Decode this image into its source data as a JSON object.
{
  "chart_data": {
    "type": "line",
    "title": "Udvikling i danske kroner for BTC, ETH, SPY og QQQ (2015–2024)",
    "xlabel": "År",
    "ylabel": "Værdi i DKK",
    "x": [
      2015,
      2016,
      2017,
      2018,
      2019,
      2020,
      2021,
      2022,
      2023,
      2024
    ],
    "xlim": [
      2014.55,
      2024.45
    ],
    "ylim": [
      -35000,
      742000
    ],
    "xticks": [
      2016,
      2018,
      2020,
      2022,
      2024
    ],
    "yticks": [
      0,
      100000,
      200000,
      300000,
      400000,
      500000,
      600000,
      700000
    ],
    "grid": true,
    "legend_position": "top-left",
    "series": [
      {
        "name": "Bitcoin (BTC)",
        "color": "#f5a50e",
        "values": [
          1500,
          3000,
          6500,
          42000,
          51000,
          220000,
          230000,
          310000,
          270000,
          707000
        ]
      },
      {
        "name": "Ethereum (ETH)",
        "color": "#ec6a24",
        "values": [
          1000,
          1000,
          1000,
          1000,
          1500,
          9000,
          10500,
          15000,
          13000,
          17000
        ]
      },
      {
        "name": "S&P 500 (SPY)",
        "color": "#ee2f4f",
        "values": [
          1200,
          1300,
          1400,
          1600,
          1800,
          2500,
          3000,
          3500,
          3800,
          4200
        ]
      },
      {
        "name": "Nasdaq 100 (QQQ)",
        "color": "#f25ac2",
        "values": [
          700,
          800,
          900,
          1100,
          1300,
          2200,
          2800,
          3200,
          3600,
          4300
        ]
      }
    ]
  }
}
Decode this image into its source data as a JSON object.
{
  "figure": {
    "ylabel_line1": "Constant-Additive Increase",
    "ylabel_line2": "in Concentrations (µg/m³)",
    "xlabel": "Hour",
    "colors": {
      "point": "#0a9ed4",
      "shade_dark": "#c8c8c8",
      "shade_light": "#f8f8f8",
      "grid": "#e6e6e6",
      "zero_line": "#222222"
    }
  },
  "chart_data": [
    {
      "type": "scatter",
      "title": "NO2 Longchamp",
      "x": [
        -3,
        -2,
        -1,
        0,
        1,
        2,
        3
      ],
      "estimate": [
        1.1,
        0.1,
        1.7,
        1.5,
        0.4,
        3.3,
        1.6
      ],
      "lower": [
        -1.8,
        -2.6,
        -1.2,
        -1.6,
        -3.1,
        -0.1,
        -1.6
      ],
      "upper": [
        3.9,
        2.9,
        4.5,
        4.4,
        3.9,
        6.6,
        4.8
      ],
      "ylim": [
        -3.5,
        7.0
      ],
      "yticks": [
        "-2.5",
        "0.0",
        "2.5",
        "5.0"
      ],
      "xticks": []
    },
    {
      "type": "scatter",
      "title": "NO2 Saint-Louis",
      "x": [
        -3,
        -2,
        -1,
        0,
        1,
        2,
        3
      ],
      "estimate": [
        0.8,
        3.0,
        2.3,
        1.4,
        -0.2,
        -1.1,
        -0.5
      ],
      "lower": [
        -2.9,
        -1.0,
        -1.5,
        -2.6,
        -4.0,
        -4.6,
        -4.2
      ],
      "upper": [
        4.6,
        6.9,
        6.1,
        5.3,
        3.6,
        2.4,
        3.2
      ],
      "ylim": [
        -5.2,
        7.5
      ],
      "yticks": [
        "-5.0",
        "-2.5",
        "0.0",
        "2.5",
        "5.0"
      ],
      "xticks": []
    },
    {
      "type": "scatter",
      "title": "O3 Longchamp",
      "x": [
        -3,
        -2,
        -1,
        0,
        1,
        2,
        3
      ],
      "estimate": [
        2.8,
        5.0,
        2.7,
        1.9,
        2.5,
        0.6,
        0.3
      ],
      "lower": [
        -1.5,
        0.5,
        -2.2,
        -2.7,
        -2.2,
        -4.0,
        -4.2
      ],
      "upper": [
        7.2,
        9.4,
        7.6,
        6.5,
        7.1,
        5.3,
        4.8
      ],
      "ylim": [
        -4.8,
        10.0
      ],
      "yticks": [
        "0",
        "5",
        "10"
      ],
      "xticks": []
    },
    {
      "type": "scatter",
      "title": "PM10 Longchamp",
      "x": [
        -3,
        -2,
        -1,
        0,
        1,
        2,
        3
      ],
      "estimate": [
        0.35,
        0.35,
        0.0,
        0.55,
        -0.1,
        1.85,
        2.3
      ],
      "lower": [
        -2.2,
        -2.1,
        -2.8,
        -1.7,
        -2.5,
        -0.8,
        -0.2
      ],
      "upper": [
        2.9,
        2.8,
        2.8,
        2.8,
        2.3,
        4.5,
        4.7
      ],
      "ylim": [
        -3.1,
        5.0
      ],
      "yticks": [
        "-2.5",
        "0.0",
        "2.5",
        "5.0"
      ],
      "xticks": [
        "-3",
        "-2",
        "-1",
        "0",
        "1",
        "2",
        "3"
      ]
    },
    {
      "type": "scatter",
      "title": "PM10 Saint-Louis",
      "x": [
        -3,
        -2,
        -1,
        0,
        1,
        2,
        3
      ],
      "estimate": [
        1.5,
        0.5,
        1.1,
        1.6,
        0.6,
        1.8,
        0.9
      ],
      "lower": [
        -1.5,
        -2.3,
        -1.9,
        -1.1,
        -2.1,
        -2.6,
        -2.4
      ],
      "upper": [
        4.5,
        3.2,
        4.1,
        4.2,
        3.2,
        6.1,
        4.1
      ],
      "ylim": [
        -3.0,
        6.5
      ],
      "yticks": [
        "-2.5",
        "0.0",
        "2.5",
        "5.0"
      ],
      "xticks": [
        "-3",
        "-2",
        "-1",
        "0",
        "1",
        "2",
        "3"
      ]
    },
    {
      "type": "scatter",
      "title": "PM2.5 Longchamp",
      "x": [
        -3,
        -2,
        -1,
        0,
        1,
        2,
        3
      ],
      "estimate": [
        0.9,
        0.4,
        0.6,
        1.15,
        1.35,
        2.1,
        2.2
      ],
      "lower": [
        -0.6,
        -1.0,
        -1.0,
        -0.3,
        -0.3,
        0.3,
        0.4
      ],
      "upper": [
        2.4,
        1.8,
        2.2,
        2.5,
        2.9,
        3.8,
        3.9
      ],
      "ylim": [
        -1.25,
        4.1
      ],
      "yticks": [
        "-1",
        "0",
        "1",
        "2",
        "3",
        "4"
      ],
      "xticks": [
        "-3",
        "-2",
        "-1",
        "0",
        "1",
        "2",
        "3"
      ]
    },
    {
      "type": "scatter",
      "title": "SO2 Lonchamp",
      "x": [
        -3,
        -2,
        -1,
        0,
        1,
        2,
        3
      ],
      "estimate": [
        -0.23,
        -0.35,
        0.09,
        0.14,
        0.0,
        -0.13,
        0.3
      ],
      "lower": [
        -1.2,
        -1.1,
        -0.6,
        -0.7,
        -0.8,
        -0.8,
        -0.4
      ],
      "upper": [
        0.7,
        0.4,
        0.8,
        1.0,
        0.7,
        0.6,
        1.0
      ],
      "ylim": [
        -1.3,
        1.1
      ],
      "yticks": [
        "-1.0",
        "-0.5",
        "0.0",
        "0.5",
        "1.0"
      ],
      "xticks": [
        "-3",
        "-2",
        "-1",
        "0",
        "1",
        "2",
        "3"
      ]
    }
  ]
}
+++++
GIVEN INSTRUCTION: Restate every entry word for word.

TASK RESPONSE:
Decode this image into its source data as a JSON object.
{
  "chart_data": {
    "type": "line",
    "title": "Udvikling i danske kroner for BTC, ETH, SPY og QQQ (2015–2024)",
    "xlabel": "År",
    "ylabel": "Værdi i DKK",
    "x": [
      2015,
      2016,
      2017,
      2018,
      2019,
      2020,
      2021,
      2022,
      2023,
      2024
    ],
    "xlim": [
      2014.55,
      2024.45
    ],
    "ylim": [
      -35000,
      742000
    ],
    "xticks": [
      2016,
      2018,
      2020,
      2022,
      2024
    ],
    "yticks": [
      0,
      100000,
      200000,
      300000,
      400000,
      500000,
      600000,
      700000
    ],
    "grid": true,
    "legend_position": "top-left",
    "series": [
      {
        "name": "Bitcoin (BTC)",
        "color": "#f5a50e",
        "values": [
          1500,
          3000,
          6500,
          42000,
          51000,
          220000,
          230000,
          310000,
          270000,
          707000
        ]
      },
      {
        "name": "Ethereum (ETH)",
        "color": "#ec6a24",
        "values": [
          1000,
          1000,
          1000,
          1000,
          1500,
          9000,
          10500,
          15000,
          13000,
          17000
        ]
      },
      {
        "name": "S&P 500 (SPY)",
        "color": "#ee2f4f",
        "values": [
          1200,
          1300,
          1400,
          1600,
          1800,
          2500,
          3000,
          3500,
          3800,
          4200
        ]
      },
      {
        "name": "Nasdaq 100 (QQQ)",
        "color": "#f25ac2",
        "values": [
          700,
          800,
          900,
          1100,
          1300,
          2200,
          2800,
          3200,
          3600,
          4300
        ]
      }
    ]
  }
}
Decode this image into its source data as a JSON object.
{
  "figure": {
    "ylabel_line1": "Constant-Additive Increase",
    "ylabel_line2": "in Concentrations (µg/m³)",
    "xlabel": "Hour",
    "colors": {
      "point": "#0a9ed4",
      "shade_dark": "#c8c8c8",
      "shade_light": "#f8f8f8",
      "grid": "#e6e6e6",
      "zero_line": "#222222"
    }
  },
  "chart_data": [
    {
      "type": "scatter",
      "title": "NO2 Longchamp",
      "x": [
        -3,
        -2,
        -1,
        0,
        1,
        2,
        3
      ],
      "estimate": [
        1.1,
        0.1,
        1.7,
        1.5,
        0.4,
        3.3,
        1.6
      ],
      "lower": [
        -1.8,
        -2.6,
        -1.2,
        -1.6,
        -3.1,
        -0.1,
        -1.6
      ],
      "upper": [
        3.9,
        2.9,
        4.5,
        4.4,
        3.9,
        6.6,
        4.8
      ],
      "ylim": [
        -3.5,
        7.0
      ],
      "yticks": [
        "-2.5",
        "0.0",
        "2.5",
        "5.0"
      ],
      "xticks": []
    },
    {
      "type": "scatter",
      "title": "NO2 Saint-Louis",
      "x": [
        -3,
        -2,
        -1,
        0,
        1,
        2,
        3
      ],
      "estimate": [
        0.8,
        3.0,
        2.3,
        1.4,
        -0.2,
        -1.1,
        -0.5
      ],
      "lower": [
        -2.9,
        -1.0,
        -1.5,
        -2.6,
        -4.0,
        -4.6,
        -4.2
      ],
      "upper": [
        4.6,
        6.9,
        6.1,
        5.3,
        3.6,
        2.4,
        3.2
      ],
      "ylim": [
        -5.2,
        7.5
      ],
      "yticks": [
        "-5.0",
        "-2.5",
        "0.0",
        "2.5",
        "5.0"
      ],
      "xticks": []
    },
    {
      "type": "scatter",
      "title": "O3 Longchamp",
      "x": [
        -3,
        -2,
        -1,
        0,
        1,
        2,
        3
      ],
      "estimate": [
        2.8,
        5.0,
        2.7,
        1.9,
        2.5,
        0.6,
        0.3
      ],
      "lower": [
        -1.5,
        0.5,
        -2.2,
        -2.7,
        -2.2,
        -4.0,
        -4.2
      ],
      "upper": [
        7.2,
        9.4,
        7.6,
        6.5,
        7.1,
        5.3,
        4.8
      ],
      "ylim": [
        -4.8,
        10.0
      ],
      "yticks": [
        "0",
        "5",
        "10"
      ],
      "xticks": []
    },
    {
      "type": "scatter",
      "title": "PM10 Longchamp",
      "x": [
        -3,
        -2,
        -1,
        0,
        1,
        2,
        3
      ],
      "estimate": [
        0.35,
        0.35,
        0.0,
        0.55,
        -0.1,
        1.85,
        2.3
      ],
      "lower": [
        -2.2,
        -2.1,
        -2.8,
        -1.7,
        -2.5,
        -0.8,
        -0.2
      ],
      "upper": [
        2.9,
        2.8,
        2.8,
        2.8,
        2.3,
        4.5,
        4.7
      ],
      "ylim": [
        -3.1,
        5.0
      ],
      "yticks": [
        "-2.5",
        "0.0",
        "2.5",
        "5.0"
      ],
      "xticks": [
        "-3",
        "-2",
        "-1",
        "0",
        "1",
        "2",
        "3"
      ]
    },
    {
      "type": "scatter",
      "title": "PM10 Saint-Louis",
      "x": [
        -3,
        -2,
        -1,
        0,
        1,
        2,
        3
      ],
      "estimate": [
        1.5,
        0.5,
        1.1,
        1.6,
        0.6,
        1.8,
        0.9
      ],
      "lower": [
        -1.5,
        -2.3,
        -1.9,
        -1.1,
        -2.1,
        -2.6,
        -2.4
      ],
      "upper": [
        4.5,
        3.2,
        4.1,
        4.2,
        3.2,
        6.1,
        4.1
      ],
      "ylim": [
        -3.0,
        6.5
      ],
      "yticks": [
        "-2.5",
        "0.0",
        "2.5",
        "5.0"
      ],
      "xticks": [
        "-3",
        "-2",
        "-1",
        "0",
        "1",
        "2",
        "3"
      ]
    },
    {
      "type": "scatter",
      "title": "PM2.5 Longchamp",
      "x": [
        -3,
        -2,
        -1,
        0,
        1,
        2,
        3
      ],
      "estimate": [
        0.9,
        0.4,
        0.6,
        1.15,
        1.35,
        2.1,
        2.2
      ],
      "lower": [
        -0.6,
        -1.0,
        -1.0,
        -0.3,
        -0.3,
        0.3,
        0.4
      ],
      "upper": [
        2.4,
        1.8,
        2.2,
        2.5,
        2.9,
        3.8,
        3.9
      ],
      "ylim": [
        -1.25,
        4.1
      ],
      "yticks": [
        "-1",
        "0",
        "1",
        "2",
        "3",
        "4"
      ],
      "xticks": [
        "-3",
        "-2",
        "-1",
        "0",
        "1",
        "2",
        "3"
      ]
    },
    {
      "type": "scatter",
      "title": "SO2 Lonchamp",
      "x": [
        -3,
        -2,
        -1,
        0,
        1,
        2,
        3
      ],
      "estimate": [
        -0.23,
        -0.35,
        0.09,
        0.14,
        0.0,
        -0.13,
        0.3
      ],
      "lower": [
        -1.2,
        -1.1,
        -0.6,
        -0.7,
        -0.8,
        -0.8,
        -0.4
      ],
      "upper": [
        0.7,
        0.4,
        0.8,
        1.0,
        0.7,
        0.6,
        1.0
      ],
      "ylim": [
        -1.3,
        1.1
      ],
      "yticks": [
        "-1.0",
        "-0.5",
        "0.0",
        "0.5",
        "1.0"
      ],
      "xticks": [
        "-3",
        "-2",
        "-1",
        "0",
        "1",
        "2",
        "3"
      ]
    }
  ]
}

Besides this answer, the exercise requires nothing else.